== TRECHO DO TEXTO ==

O Olhar Digital destaca que, ao explorar uma falha estrutural do 2G, os criminosos conseguem burlar camadas tradicionais de proteção baseadas em autenticação de rede. Isso pode permitir desde o roubo de credenciais até o comprometimento de sistemas internos, caso funcionários sejam induzidos a instalar aplicativos ou fornecer dados sensíveis. Para organizações que dependem de mobilidade, como empresas de logística, saúde, segurança e órgãos públicos, o risco é multiplicado pela dificuldade de monitorar milhares de dispositivos em campo.
Além disso, a possibilidade de ataques em áreas de grande circulação, como centros comerciais, polos industriais e regiões administrativas, amplia a superfície de exposição. A própria Anatel reconhece indícios de que o problema não está restrito a São Paulo e Rio de Janeiro, sugerindo que cidades como Manaus, com forte atividade empresarial e circulação intensa, também podem ser potenciais alvos.
Medidas de mitigação: o que pode ser feito na prática

Especialistas ouvidos pelo Olhar Digital recomendam algumas ações para reduzir a exposição ao golpe. A principal delas é desativar o suporte à rede 2G nos dispositivos, sempre que possível. No Android, a opção pode ser encontrada em Configurações > Conexões > Redes móveis, desativando “Permitir serviço 2G”. No iPhone, o Modo de Isolamento oferece proteção adicional, embora limite algumas funcionalidades.
Outra orientação é manter sistemas operacionais e aplicativos sempre atualizados, além de reforçar treinamentos internos para evitar que colaboradores cliquem em links ou instalem aplicativos recebidos por SMS suspeitos. O monitoramento de tráfego anômalo e a criação de políticas de uso seguro de dispositivos móveis também são estratégias recomendadas para empresas e órgãos públicos.
Vale ressaltar que, por se tratar de uma vulnerabilidade inerente ao padrão 2G, não existe solução definitiva do lado do usuário ou da empresa. A atuação das autoridades, como Anatel e Polícia Civil, permanece essencial para identificar e desmantelar as redes clandestinas. No entanto, a responsabilidade de gestores de TI e segurança cresce diante da necessidade de mitigar riscos em dispositivos corporativos, especialmente em regiões de maior circulação e conectividade.

===
== INFORMAÇÕES REGISTRADAS ==

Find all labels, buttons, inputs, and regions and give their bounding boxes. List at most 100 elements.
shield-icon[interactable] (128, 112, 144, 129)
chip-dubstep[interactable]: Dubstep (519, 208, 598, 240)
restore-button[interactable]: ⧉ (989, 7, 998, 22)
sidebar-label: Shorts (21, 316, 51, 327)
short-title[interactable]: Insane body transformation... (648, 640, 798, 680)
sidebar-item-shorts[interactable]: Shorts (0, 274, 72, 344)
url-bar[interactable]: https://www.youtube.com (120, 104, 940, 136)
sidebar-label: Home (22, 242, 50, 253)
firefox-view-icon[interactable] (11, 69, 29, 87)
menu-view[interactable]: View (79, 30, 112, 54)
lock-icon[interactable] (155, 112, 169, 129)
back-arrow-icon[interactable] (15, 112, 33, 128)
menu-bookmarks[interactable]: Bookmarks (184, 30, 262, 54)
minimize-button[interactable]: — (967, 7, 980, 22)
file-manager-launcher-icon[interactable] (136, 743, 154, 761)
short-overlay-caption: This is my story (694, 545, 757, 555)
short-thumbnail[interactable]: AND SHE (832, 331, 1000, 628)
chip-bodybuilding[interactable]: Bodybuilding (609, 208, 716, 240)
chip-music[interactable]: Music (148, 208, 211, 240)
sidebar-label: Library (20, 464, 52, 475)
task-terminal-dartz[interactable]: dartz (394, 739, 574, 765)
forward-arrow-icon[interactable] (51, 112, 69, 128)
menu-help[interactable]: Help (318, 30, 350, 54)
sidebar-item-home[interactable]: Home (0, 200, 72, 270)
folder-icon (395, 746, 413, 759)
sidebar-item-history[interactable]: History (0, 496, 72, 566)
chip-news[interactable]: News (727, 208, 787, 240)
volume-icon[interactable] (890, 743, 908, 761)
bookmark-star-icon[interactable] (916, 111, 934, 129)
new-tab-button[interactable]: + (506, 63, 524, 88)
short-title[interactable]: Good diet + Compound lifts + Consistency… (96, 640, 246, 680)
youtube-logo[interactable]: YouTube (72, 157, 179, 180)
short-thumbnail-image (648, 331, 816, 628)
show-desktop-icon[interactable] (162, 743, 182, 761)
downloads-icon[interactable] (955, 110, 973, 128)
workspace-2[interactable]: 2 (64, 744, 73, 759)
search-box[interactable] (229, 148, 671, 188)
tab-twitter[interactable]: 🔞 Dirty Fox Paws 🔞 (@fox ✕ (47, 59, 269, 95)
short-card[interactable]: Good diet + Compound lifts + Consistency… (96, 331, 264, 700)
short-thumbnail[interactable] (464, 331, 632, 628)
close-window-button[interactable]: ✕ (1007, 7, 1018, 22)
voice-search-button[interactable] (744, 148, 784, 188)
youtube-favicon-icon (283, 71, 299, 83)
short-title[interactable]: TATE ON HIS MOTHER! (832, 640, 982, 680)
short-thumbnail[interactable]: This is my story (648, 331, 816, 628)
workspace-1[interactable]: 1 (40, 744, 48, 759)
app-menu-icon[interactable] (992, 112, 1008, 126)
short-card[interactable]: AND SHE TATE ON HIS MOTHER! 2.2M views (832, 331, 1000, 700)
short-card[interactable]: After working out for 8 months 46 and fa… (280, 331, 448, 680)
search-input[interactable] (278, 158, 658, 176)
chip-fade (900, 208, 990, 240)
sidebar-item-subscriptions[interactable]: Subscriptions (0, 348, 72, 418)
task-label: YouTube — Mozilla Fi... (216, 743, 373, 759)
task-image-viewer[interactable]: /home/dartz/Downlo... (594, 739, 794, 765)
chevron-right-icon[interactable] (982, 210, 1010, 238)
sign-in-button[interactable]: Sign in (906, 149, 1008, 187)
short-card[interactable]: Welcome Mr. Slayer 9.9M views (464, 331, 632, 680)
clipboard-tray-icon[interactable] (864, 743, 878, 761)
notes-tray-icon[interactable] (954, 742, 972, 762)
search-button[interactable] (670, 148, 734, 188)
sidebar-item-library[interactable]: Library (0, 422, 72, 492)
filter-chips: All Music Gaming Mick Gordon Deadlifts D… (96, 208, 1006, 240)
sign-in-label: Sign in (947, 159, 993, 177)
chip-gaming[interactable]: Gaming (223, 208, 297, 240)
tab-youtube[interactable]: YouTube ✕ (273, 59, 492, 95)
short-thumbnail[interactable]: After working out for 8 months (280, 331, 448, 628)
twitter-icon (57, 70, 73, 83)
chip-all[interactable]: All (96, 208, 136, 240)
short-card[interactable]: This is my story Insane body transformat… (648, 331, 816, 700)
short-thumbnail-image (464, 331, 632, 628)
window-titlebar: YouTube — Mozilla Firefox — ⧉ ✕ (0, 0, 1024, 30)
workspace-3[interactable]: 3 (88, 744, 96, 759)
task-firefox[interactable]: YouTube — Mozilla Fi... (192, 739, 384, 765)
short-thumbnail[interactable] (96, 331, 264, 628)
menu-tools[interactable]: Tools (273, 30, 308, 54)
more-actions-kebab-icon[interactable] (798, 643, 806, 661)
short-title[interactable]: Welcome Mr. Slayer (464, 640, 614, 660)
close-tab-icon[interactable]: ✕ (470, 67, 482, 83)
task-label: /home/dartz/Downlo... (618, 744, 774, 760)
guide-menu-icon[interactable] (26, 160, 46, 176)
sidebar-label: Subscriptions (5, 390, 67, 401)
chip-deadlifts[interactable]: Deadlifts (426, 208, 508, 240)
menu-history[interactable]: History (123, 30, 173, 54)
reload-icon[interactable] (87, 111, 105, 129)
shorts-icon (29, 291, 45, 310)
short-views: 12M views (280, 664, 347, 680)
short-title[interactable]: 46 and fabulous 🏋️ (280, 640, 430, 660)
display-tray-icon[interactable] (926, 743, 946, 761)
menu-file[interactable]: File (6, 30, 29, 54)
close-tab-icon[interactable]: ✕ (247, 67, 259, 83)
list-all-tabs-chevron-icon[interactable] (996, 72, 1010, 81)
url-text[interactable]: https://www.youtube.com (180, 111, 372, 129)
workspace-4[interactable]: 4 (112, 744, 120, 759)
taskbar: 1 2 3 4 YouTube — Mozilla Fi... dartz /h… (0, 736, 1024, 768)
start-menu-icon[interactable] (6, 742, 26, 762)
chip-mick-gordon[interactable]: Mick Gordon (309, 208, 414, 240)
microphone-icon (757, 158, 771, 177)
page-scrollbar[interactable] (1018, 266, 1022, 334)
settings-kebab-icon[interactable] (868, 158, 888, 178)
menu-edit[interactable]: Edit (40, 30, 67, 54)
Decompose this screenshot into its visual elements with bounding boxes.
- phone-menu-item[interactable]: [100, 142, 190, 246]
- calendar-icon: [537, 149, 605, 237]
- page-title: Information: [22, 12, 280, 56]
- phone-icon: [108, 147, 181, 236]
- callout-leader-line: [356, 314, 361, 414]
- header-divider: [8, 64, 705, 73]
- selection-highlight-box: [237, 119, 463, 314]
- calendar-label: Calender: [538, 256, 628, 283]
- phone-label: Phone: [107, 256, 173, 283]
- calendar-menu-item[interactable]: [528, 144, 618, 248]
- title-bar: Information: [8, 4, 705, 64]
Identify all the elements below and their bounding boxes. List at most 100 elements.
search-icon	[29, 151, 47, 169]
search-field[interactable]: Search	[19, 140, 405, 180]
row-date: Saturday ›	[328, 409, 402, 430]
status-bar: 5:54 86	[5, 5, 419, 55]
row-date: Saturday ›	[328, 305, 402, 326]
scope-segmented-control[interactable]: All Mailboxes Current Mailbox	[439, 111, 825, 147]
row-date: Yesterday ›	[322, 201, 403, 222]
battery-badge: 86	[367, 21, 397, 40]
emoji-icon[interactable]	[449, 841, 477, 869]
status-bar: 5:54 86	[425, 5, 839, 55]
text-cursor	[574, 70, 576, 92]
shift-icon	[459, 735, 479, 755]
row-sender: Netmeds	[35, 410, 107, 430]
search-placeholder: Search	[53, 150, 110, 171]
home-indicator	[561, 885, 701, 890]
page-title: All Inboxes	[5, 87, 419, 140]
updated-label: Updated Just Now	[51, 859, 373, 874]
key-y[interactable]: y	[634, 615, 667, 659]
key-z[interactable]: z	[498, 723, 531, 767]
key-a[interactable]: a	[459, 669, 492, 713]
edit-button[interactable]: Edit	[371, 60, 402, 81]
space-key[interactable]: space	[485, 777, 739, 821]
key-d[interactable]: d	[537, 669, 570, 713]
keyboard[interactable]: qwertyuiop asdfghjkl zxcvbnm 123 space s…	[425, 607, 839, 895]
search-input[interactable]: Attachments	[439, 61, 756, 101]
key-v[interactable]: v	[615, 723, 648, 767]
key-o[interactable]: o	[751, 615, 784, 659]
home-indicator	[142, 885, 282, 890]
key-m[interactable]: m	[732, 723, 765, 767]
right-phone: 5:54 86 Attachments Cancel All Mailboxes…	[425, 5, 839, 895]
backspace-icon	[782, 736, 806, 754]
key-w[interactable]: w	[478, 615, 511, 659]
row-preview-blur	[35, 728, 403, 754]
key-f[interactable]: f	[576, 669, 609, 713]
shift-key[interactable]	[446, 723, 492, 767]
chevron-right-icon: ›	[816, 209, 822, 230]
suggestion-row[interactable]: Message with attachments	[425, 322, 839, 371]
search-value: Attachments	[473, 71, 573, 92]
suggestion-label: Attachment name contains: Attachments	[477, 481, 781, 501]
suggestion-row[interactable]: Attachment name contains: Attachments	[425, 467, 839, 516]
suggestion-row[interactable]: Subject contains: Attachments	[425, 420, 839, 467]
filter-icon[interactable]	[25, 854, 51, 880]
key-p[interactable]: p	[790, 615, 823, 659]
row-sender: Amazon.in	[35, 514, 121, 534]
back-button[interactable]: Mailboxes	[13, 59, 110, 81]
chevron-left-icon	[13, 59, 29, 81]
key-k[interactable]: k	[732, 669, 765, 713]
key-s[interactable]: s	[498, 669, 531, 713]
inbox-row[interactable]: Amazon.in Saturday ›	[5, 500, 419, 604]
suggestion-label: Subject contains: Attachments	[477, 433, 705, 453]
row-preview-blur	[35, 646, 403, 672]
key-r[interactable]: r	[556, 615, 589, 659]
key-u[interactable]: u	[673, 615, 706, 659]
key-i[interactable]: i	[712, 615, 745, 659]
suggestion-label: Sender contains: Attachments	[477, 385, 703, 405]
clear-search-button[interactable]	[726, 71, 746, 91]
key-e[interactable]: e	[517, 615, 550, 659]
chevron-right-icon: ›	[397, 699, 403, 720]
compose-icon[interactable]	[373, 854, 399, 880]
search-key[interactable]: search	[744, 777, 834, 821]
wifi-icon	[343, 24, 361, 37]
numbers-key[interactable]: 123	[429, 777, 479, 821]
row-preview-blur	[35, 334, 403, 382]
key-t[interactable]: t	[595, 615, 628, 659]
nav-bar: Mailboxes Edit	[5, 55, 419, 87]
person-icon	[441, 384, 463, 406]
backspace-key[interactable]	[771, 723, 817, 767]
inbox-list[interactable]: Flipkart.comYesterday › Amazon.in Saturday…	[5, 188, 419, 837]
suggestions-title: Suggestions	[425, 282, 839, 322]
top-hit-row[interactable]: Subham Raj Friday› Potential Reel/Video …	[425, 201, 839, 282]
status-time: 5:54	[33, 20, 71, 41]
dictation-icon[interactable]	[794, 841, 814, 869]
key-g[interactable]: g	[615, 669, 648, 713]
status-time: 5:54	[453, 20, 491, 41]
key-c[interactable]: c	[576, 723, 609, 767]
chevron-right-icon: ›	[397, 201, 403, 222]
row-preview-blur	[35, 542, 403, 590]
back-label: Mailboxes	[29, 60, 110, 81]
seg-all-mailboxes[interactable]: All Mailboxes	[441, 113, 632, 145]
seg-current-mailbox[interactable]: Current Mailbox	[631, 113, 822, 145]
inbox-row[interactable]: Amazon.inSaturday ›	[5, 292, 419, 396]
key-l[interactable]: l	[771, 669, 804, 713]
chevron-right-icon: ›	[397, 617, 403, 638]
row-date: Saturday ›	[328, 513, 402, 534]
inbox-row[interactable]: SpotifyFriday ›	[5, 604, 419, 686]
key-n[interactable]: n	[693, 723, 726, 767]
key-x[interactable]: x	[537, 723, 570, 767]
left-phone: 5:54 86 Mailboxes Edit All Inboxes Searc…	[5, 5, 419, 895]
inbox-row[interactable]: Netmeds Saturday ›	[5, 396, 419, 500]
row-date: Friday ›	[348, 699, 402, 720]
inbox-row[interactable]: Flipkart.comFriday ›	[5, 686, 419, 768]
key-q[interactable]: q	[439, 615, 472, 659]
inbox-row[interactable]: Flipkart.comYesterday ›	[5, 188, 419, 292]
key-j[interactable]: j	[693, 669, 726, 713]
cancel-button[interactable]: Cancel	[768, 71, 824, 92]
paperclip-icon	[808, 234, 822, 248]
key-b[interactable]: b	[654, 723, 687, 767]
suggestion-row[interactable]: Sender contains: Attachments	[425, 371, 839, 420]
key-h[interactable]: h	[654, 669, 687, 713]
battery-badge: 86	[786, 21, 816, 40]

===

TAREFA PROPOSTA A:
Segundo o texto sobre a falha do 2G, em que caminho do Android fica a opção para desativar essa rede?
TAREFA PROPOSTA B:
Dê continuidade ao texto sobre a falha do 2G a partir do seu último parágrafo.
A listagem não tem relação com o texto sobre a falha do 2G.

CAMPO DE RESPOSTA A:
Em Configurações > Conexões > Redes móveis, desativando “Permitir serviço 2G”.

CAMPO DE RESPOSTA B:
Implicações para a infraestrutura digital e decisões de conectividade empresarial
O avanço desse tipo de fraude reforça a importância de decisões criteriosas sobre infraestrutura de conectividade em empresas e órgãos públicos. A dependência de redes móveis antigas, mesmo que residual, representa um vetor de risco crescente, principalmente em ambientes que exigem disponibilidade, segurança e confiabilidade de comunicação.
Para organizações localizadas em polos industriais ou regiões de grande movimentação, como Manaus, o episódio serve de alerta para a necessidade de avaliar a exposição a tecnologias legadas e adotar soluções que priorizem redes mais seguras, com autenticação robusta e controle de acesso. A escolha de provedores que ofereçam infraestrutura dedicada, monitoramento constante e suporte técnico local pode fazer diferença na resiliência contra ataques que exploram brechas estruturais do ecossistema móvel.
Em resumo, a proliferação de ERBs falsas evidencia não apenas a criatividade dos cibercriminosos, mas também a urgência de revisar políticas de mobilidade corporativa, atualizar dispositivos e investir em conectividade que minimize dependências de padrões inseguros. O cenário exige vigilância constante e decisões técnicas alinhadas ao contexto de risco de cada organização.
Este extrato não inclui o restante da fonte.